[BEGIN DATASET]

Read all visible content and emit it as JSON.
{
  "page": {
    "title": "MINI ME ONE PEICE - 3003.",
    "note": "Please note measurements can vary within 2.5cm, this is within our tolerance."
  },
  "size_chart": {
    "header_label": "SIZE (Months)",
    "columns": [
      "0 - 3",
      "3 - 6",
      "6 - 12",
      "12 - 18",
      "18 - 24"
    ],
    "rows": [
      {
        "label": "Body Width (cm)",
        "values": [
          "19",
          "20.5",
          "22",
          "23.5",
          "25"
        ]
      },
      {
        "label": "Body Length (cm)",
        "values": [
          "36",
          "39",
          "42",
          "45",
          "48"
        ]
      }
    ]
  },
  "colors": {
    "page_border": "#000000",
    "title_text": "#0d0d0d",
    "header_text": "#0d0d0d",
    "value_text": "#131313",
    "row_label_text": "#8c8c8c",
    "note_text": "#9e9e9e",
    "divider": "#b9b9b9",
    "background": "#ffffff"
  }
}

[END DATASET]

- **DO THIS**:
Print every record exactly as it was given.

- **RESULT OF THE TASK**:
Read all visible content and emit it as JSON.
{
  "page": {
    "title": "MINI ME ONE PEICE - 3003.",
    "note": "Please note measurements can vary within 2.5cm, this is within our tolerance."
  },
  "size_chart": {
    "header_label": "SIZE (Months)",
    "columns": [
      "0 - 3",
      "3 - 6",
      "6 - 12",
      "12 - 18",
      "18 - 24"
    ],
    "rows": [
      {
        "label": "Body Width (cm)",
        "values": [
          "19",
          "20.5",
          "22",
          "23.5",
          "25"
        ]
      },
      {
        "label": "Body Length (cm)",
        "values": [
          "36",
          "39",
          "42",
          "45",
          "48"
        ]
      }
    ]
  },
  "colors": {
    "page_border": "#000000",
    "title_text": "#0d0d0d",
    "header_text": "#0d0d0d",
    "value_text": "#131313",
    "row_label_text": "#8c8c8c",
    "note_text": "#9e9e9e",
    "divider": "#b9b9b9",
    "background": "#ffffff"
  }
}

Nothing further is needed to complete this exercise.